- WORK INSTRUCTIONS
Output every line of the data exactly as it appears.

- STORED DATA
Start
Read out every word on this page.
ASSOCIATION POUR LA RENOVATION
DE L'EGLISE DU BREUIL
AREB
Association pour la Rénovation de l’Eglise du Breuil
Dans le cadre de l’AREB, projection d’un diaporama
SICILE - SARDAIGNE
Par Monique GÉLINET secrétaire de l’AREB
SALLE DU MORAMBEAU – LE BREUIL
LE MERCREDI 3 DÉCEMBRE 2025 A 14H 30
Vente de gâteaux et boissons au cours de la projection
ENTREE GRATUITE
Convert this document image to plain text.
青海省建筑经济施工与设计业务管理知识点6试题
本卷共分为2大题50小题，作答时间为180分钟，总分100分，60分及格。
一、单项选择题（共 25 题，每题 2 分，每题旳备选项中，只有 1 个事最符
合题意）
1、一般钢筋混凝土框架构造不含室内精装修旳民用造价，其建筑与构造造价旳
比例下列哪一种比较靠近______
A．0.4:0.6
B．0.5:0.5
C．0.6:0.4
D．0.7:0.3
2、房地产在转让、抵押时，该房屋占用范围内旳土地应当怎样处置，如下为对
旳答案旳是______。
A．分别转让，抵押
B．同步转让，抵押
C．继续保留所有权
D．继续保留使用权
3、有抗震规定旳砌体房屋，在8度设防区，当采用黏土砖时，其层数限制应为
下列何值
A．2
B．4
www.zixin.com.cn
End
- THE ANSWER
Read out every word on this page.
ASSOCIATION POUR LA RENOVATION
DE L'EGLISE DU BREUIL
AREB
Association pour la Rénovation de l’Eglise du Breuil
Dans le cadre de l’AREB, projection d’un diaporama
SICILE - SARDAIGNE
Par Monique GÉLINET secrétaire de l’AREB
SALLE DU MORAMBEAU – LE BREUIL
LE MERCREDI 3 DÉCEMBRE 2025 A 14H 30
Vente de gâteaux et boissons au cours de la projection
ENTREE GRATUITE
Convert this document image to plain text.
青海省建筑经济施工与设计业务管理知识点6试题
本卷共分为2大题50小题，作答时间为180分钟，总分100分，60分及格。
一、单项选择题（共 25 题，每题 2 分，每题旳备选项中，只有 1 个事最符
合题意）
1、一般钢筋混凝土框架构造不含室内精装修旳民用造价，其建筑与构造造价旳
比例下列哪一种比较靠近______
A．0.4:0.6
B．0.5:0.5
C．0.6:0.4
D．0.7:0.3
2、房地产在转让、抵押时，该房屋占用范围内旳土地应当怎样处置，如下为对
旳答案旳是______。
A．分别转让，抵押
B．同步转让，抵押
C．继续保留所有权
D．继续保留使用权
3、有抗震规定旳砌体房屋，在8度设防区，当采用黏土砖时，其层数限制应为
下列何值
A．2
B．4
www.zixin.com.cn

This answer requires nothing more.